#### Data for this exercise
## START
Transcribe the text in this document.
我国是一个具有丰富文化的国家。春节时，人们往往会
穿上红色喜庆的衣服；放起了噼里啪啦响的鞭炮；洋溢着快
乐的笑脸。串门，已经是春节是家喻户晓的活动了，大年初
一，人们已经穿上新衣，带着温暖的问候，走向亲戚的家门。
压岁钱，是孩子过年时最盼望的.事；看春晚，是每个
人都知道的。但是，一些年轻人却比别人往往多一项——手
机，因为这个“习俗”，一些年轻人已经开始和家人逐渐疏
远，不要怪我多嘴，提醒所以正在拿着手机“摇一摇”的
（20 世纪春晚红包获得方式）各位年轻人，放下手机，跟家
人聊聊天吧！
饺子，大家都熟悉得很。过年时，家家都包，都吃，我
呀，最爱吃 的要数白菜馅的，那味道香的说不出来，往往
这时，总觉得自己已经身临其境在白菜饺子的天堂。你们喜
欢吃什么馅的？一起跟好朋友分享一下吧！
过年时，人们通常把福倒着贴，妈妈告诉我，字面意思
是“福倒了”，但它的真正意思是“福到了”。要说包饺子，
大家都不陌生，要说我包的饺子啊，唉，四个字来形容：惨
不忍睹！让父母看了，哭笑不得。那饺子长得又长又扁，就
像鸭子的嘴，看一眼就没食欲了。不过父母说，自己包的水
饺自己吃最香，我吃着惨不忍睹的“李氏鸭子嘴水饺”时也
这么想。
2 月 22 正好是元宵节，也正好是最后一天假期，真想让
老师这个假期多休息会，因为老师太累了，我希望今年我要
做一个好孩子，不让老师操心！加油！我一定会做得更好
## END
#### Required task
Repeat each entry word for word.

#### Output of the task
Transcribe the text in this document.
我国是一个具有丰富文化的国家。春节时，人们往往会
穿上红色喜庆的衣服；放起了噼里啪啦响的鞭炮；洋溢着快
乐的笑脸。串门，已经是春节是家喻户晓的活动了，大年初
一，人们已经穿上新衣，带着温暖的问候，走向亲戚的家门。
压岁钱，是孩子过年时最盼望的.事；看春晚，是每个
人都知道的。但是，一些年轻人却比别人往往多一项——手
机，因为这个“习俗”，一些年轻人已经开始和家人逐渐疏
远，不要怪我多嘴，提醒所以正在拿着手机“摇一摇”的
（20 世纪春晚红包获得方式）各位年轻人，放下手机，跟家
人聊聊天吧！
饺子，大家都熟悉得很。过年时，家家都包，都吃，我
呀，最爱吃 的要数白菜馅的，那味道香的说不出来，往往
这时，总觉得自己已经身临其境在白菜饺子的天堂。你们喜
欢吃什么馅的？一起跟好朋友分享一下吧！
过年时，人们通常把福倒着贴，妈妈告诉我，字面意思
是“福倒了”，但它的真正意思是“福到了”。要说包饺子，
大家都不陌生，要说我包的饺子啊，唉，四个字来形容：惨
不忍睹！让父母看了，哭笑不得。那饺子长得又长又扁，就
像鸭子的嘴，看一眼就没食欲了。不过父母说，自己包的水
饺自己吃最香，我吃着惨不忍睹的“李氏鸭子嘴水饺”时也
这么想。
2 月 22 正好是元宵节，也正好是最后一天假期，真想让
老师这个假期多休息会，因为老师太累了，我希望今年我要
做一个好孩子，不让老师操心！加油！我一定会做得更好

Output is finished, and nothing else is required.